:: Required task ::
Copy all of the following lines word for word, with nothing left out or altered.

:: Extracted entries ::
** start **

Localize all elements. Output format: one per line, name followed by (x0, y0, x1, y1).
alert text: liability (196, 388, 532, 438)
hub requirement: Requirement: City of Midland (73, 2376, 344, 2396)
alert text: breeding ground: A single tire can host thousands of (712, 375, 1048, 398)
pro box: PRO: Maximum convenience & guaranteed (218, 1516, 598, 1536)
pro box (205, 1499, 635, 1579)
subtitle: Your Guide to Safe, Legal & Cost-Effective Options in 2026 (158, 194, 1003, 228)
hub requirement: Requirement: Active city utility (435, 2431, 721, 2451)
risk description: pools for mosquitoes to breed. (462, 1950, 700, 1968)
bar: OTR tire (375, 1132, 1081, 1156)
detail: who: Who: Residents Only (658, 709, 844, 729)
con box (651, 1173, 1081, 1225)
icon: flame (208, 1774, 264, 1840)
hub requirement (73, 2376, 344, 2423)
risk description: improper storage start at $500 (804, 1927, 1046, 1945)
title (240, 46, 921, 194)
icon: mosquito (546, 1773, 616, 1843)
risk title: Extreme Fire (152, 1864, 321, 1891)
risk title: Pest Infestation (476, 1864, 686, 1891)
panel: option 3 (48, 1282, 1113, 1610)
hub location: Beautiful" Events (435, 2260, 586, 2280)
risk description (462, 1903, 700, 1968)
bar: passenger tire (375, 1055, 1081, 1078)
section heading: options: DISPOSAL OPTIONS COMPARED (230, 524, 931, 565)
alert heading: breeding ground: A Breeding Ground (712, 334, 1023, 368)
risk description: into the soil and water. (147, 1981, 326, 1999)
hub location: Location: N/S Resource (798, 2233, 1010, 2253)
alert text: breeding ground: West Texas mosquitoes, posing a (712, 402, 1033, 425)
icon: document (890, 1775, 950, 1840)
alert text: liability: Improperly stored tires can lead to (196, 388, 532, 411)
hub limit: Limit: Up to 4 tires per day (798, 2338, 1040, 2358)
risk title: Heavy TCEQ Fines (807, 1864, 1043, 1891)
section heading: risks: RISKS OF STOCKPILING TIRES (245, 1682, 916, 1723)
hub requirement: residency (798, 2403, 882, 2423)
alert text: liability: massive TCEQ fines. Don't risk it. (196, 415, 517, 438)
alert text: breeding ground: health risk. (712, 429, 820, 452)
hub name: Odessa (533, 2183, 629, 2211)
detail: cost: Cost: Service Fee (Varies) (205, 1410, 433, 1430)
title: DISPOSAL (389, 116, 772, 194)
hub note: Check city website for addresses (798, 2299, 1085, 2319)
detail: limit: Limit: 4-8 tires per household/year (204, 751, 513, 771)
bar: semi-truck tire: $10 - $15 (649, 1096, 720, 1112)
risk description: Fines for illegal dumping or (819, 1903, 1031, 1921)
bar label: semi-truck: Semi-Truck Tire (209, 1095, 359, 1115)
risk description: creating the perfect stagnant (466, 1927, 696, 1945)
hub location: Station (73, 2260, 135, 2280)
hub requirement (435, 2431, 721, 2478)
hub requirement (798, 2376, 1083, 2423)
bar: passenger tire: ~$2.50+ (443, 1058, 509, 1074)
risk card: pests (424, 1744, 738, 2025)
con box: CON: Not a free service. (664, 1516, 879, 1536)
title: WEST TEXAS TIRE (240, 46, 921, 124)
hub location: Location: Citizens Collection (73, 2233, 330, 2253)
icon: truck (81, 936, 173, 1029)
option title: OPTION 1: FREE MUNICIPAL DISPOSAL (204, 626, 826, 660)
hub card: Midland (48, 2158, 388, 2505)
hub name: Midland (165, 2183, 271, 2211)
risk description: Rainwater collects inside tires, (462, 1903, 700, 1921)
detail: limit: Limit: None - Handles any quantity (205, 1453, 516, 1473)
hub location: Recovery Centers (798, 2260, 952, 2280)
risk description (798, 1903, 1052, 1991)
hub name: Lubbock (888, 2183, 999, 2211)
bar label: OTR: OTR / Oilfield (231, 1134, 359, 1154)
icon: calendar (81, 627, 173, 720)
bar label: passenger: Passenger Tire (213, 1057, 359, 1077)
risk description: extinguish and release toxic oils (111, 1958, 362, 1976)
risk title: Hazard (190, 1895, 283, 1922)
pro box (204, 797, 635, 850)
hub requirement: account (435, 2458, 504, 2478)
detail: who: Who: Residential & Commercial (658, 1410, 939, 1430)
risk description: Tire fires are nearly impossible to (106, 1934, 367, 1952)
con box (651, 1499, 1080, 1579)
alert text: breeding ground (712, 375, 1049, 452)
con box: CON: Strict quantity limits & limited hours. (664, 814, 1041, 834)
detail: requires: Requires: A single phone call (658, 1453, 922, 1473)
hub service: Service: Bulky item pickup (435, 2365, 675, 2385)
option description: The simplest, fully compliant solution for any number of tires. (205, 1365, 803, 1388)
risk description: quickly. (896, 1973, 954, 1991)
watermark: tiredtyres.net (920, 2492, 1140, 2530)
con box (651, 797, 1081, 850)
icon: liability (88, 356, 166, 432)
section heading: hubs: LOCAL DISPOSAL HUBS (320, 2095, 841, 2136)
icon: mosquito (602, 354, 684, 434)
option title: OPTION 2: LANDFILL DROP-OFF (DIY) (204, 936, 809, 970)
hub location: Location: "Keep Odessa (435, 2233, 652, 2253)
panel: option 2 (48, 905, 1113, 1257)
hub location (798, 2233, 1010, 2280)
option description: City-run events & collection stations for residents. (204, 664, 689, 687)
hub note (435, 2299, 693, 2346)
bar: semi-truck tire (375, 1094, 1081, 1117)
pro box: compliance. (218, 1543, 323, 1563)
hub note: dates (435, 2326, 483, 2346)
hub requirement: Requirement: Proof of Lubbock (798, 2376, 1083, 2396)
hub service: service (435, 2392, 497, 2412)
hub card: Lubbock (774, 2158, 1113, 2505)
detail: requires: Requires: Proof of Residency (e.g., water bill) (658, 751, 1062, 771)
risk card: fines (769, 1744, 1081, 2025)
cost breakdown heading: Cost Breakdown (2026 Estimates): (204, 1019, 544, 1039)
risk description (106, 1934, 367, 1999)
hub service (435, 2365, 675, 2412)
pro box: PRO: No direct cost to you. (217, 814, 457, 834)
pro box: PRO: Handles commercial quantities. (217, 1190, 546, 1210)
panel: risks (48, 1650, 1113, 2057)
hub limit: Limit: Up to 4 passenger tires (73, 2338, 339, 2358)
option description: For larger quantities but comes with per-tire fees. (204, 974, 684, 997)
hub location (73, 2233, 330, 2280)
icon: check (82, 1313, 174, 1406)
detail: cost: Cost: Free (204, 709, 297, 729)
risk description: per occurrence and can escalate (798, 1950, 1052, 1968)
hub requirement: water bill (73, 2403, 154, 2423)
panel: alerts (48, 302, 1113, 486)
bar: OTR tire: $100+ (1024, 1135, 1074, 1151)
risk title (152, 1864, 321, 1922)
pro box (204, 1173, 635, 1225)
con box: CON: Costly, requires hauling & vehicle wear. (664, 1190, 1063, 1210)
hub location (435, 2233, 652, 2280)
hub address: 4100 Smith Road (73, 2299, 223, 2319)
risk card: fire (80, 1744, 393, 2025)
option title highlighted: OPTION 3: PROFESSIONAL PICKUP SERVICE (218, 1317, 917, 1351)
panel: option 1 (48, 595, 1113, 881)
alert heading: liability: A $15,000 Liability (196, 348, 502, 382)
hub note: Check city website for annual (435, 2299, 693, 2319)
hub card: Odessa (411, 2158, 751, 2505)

** end **

:: Written reply ::
Localize all elements. Output format: one per line, name followed by (x0, y0, x1, y1).
alert text: liability (196, 388, 532, 438)
hub requirement: Requirement: City of Midland (73, 2376, 344, 2396)
alert text: breeding ground: A single tire can host thousands of (712, 375, 1048, 398)
pro box: PRO: Maximum convenience & guaranteed (218, 1516, 598, 1536)
pro box (205, 1499, 635, 1579)
subtitle: Your Guide to Safe, Legal & Cost-Effective Options in 2026 (158, 194, 1003, 228)
hub requirement: Requirement: Active city utility (435, 2431, 721, 2451)
risk description: pools for mosquitoes to breed. (462, 1950, 700, 1968)
bar: OTR tire (375, 1132, 1081, 1156)
detail: who: Who: Residents Only (658, 709, 844, 729)
con box (651, 1173, 1081, 1225)
icon: flame (208, 1774, 264, 1840)
hub requirement (73, 2376, 344, 2423)
risk description: improper storage start at $500 (804, 1927, 1046, 1945)
title (240, 46, 921, 194)
icon: mosquito (546, 1773, 616, 1843)
risk title: Extreme Fire (152, 1864, 321, 1891)
risk title: Pest Infestation (476, 1864, 686, 1891)
panel: option 3 (48, 1282, 1113, 1610)
hub location: Beautiful" Events (435, 2260, 586, 2280)
risk description (462, 1903, 700, 1968)
bar: passenger tire (375, 1055, 1081, 1078)
section heading: options: DISPOSAL OPTIONS COMPARED (230, 524, 931, 565)
alert heading: breeding ground: A Breeding Ground (712, 334, 1023, 368)
risk description: into the soil and water. (147, 1981, 326, 1999)
hub location: Location: N/S Resource (798, 2233, 1010, 2253)
alert text: breeding ground: West Texas mosquitoes, posing a (712, 402, 1033, 425)
icon: document (890, 1775, 950, 1840)
alert text: liability: Improperly stored tires can lead to (196, 388, 532, 411)
hub limit: Limit: Up to 4 tires per day (798, 2338, 1040, 2358)
risk title: Heavy TCEQ Fines (807, 1864, 1043, 1891)
section heading: risks: RISKS OF STOCKPILING TIRES (245, 1682, 916, 1723)
hub requirement: residency (798, 2403, 882, 2423)
alert text: liability: massive TCEQ fines. Don't risk it. (196, 415, 517, 438)
alert text: breeding ground: health risk. (712, 429, 820, 452)
hub name: Odessa (533, 2183, 629, 2211)
detail: cost: Cost: Service Fee (Varies) (205, 1410, 433, 1430)
title: DISPOSAL (389, 116, 772, 194)
hub note: Check city website for addresses (798, 2299, 1085, 2319)
detail: limit: Limit: 4-8 tires per household/year (204, 751, 513, 771)
bar: semi-truck tire: $10 - $15 (649, 1096, 720, 1112)
risk description: Fines for illegal dumping or (819, 1903, 1031, 1921)
bar label: semi-truck: Semi-Truck Tire (209, 1095, 359, 1115)
risk description: creating the perfect stagnant (466, 1927, 696, 1945)
hub location: Station (73, 2260, 135, 2280)
hub requirement (435, 2431, 721, 2478)
hub requirement (798, 2376, 1083, 2423)
bar: passenger tire: ~$2.50+ (443, 1058, 509, 1074)
risk card: pests (424, 1744, 738, 2025)
con box: CON: Not a free service. (664, 1516, 879, 1536)
title: WEST TEXAS TIRE (240, 46, 921, 124)
hub location: Location: Citizens Collection (73, 2233, 330, 2253)
icon: truck (81, 936, 173, 1029)
option title: OPTION 1: FREE MUNICIPAL DISPOSAL (204, 626, 826, 660)
hub card: Midland (48, 2158, 388, 2505)
hub name: Midland (165, 2183, 271, 2211)
risk description: Rainwater collects inside tires, (462, 1903, 700, 1921)
detail: limit: Limit: None - Handles any quantity (205, 1453, 516, 1473)
hub location: Recovery Centers (798, 2260, 952, 2280)
risk description (798, 1903, 1052, 1991)
hub name: Lubbock (888, 2183, 999, 2211)
bar label: OTR: OTR / Oilfield (231, 1134, 359, 1154)
icon: calendar (81, 627, 173, 720)
bar label: passenger: Passenger Tire (213, 1057, 359, 1077)
risk description: extinguish and release toxic oils (111, 1958, 362, 1976)
risk title: Hazard (190, 1895, 283, 1922)
pro box (204, 797, 635, 850)
hub requirement: account (435, 2458, 504, 2478)
detail: who: Who: Residential & Commercial (658, 1410, 939, 1430)
risk description: Tire fires are nearly impossible to (106, 1934, 367, 1952)
con box (651, 1499, 1080, 1579)
alert text: breeding ground (712, 375, 1049, 452)
con box: CON: Strict quantity limits & limited hours. (664, 814, 1041, 834)
detail: requires: Requires: A single phone call (658, 1453, 922, 1473)
hub service: Service: Bulky item pickup (435, 2365, 675, 2385)
option description: The simplest, fully compliant solution for any number of tires. (205, 1365, 803, 1388)
risk description: quickly. (896, 1973, 954, 1991)
watermark: tiredtyres.net (920, 2492, 1140, 2530)
con box (651, 797, 1081, 850)
icon: liability (88, 356, 166, 432)
section heading: hubs: LOCAL DISPOSAL HUBS (320, 2095, 841, 2136)
icon: mosquito (602, 354, 684, 434)
option title: OPTION 2: LANDFILL DROP-OFF (DIY) (204, 936, 809, 970)
hub location: Location: "Keep Odessa (435, 2233, 652, 2253)
panel: option 2 (48, 905, 1113, 1257)
hub location (798, 2233, 1010, 2280)
option description: City-run events & collection stations for residents. (204, 664, 689, 687)
hub note (435, 2299, 693, 2346)
bar: semi-truck tire (375, 1094, 1081, 1117)
pro box: compliance. (218, 1543, 323, 1563)
hub note: dates (435, 2326, 483, 2346)
hub requirement: Requirement: Proof of Lubbock (798, 2376, 1083, 2396)
hub service: service (435, 2392, 497, 2412)
hub card: Lubbock (774, 2158, 1113, 2505)
detail: requires: Requires: Proof of Residency (e.g., water bill) (658, 751, 1062, 771)
risk card: fines (769, 1744, 1081, 2025)
cost breakdown heading: Cost Breakdown (2026 Estimates): (204, 1019, 544, 1039)
risk description (106, 1934, 367, 1999)
hub service (435, 2365, 675, 2412)
pro box: PRO: No direct cost to you. (217, 814, 457, 834)
pro box: PRO: Handles commercial quantities. (217, 1190, 546, 1210)
panel: risks (48, 1650, 1113, 2057)
hub limit: Limit: Up to 4 passenger tires (73, 2338, 339, 2358)
option description: For larger quantities but comes with per-tire fees. (204, 974, 684, 997)
hub location (73, 2233, 330, 2280)
icon: check (82, 1313, 174, 1406)
detail: cost: Cost: Free (204, 709, 297, 729)
risk description: per occurrence and can escalate (798, 1950, 1052, 1968)
hub requirement: water bill (73, 2403, 154, 2423)
panel: alerts (48, 302, 1113, 486)
bar: OTR tire: $100+ (1024, 1135, 1074, 1151)
risk title (152, 1864, 321, 1922)
pro box (204, 1173, 635, 1225)
con box: CON: Costly, requires hauling & vehicle wear. (664, 1190, 1063, 1210)
hub location (435, 2233, 652, 2280)
hub address: 4100 Smith Road (73, 2299, 223, 2319)
risk card: fire (80, 1744, 393, 2025)
option title highlighted: OPTION 3: PROFESSIONAL PICKUP SERVICE (218, 1317, 917, 1351)
panel: option 1 (48, 595, 1113, 881)
alert heading: liability: A $15,000 Liability (196, 348, 502, 382)
hub note: Check city website for annual (435, 2299, 693, 2319)
hub card: Odessa (411, 2158, 751, 2505)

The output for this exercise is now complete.